_Dataset items_.

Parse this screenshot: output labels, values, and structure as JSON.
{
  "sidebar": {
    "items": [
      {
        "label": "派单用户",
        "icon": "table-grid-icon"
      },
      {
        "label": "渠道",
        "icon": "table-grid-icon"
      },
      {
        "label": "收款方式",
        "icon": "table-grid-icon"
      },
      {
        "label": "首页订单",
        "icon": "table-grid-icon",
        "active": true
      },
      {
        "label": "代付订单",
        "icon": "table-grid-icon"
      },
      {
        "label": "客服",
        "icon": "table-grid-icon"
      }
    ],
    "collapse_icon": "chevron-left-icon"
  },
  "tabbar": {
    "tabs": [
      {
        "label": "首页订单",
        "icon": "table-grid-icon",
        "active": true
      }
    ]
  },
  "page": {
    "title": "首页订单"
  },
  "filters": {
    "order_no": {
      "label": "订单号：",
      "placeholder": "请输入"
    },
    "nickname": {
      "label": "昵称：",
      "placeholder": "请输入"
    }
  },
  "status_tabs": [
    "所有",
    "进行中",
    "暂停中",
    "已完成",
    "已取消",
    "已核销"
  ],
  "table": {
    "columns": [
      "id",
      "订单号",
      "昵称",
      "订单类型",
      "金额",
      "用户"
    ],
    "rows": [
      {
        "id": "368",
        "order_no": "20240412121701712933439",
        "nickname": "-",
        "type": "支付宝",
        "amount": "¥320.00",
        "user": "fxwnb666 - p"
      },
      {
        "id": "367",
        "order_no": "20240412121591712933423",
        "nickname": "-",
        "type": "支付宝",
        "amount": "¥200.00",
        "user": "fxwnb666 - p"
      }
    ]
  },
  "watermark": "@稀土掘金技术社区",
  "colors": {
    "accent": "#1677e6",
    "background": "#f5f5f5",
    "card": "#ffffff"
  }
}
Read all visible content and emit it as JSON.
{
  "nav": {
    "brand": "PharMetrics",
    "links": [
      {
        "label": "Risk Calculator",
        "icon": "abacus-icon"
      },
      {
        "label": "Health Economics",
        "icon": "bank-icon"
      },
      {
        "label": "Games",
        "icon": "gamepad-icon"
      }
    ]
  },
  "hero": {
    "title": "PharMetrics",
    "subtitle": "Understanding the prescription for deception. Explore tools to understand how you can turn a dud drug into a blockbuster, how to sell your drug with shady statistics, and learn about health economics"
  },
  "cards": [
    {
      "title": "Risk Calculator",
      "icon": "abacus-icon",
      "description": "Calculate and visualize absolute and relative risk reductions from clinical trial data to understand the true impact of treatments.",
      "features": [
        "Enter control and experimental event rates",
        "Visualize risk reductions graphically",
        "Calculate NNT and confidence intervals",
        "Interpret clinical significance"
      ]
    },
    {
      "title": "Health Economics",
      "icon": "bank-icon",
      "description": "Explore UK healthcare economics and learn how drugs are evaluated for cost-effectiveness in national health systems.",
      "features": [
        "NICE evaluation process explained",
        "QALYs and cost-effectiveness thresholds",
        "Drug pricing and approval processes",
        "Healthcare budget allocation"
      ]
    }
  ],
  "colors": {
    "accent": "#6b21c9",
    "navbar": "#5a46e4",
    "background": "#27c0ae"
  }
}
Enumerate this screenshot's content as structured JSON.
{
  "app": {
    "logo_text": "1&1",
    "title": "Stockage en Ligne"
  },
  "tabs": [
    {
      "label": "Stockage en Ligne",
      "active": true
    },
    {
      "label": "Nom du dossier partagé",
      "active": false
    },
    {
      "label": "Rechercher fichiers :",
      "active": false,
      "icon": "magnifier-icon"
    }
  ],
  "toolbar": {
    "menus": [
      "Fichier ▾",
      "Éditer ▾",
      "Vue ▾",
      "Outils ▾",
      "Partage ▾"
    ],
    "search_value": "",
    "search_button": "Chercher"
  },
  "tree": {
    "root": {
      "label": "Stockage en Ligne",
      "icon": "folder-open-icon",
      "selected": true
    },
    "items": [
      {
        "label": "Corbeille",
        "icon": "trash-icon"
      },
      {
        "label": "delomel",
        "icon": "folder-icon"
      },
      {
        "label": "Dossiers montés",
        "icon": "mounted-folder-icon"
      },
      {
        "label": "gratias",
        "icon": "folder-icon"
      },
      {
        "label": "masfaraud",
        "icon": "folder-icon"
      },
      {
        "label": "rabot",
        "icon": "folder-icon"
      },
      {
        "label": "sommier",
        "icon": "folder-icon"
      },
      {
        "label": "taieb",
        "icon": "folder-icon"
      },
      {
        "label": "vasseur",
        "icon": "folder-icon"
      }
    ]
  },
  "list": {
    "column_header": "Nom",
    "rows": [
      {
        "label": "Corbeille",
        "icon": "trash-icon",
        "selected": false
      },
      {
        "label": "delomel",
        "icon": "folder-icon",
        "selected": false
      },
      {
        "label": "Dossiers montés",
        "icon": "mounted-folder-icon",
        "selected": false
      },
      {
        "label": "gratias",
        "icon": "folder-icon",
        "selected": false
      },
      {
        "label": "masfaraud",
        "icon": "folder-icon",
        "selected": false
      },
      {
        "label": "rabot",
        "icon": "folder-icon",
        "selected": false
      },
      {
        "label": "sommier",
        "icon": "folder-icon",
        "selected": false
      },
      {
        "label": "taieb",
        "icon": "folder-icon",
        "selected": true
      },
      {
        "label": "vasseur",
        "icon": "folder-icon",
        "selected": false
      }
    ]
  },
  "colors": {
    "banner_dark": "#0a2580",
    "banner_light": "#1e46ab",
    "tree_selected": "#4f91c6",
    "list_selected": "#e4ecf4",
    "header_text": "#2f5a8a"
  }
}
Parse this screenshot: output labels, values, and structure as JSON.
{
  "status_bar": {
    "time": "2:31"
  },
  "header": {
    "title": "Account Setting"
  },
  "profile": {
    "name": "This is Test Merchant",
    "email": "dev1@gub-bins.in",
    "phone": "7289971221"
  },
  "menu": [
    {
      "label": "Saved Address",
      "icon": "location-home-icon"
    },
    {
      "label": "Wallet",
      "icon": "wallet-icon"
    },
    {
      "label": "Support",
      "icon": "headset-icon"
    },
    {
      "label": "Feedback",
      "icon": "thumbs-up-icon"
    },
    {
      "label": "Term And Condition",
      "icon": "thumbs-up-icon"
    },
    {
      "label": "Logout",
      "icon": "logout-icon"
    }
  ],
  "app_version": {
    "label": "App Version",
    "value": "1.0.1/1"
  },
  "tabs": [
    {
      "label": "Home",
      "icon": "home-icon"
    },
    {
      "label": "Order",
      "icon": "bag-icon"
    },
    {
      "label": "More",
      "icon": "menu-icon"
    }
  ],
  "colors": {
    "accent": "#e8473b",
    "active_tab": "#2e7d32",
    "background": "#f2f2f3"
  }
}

_DO THIS_. State the count of lines above containing the string "accent", and add nothing to it.

_SOLUTION TO THE EXERCISE_. 3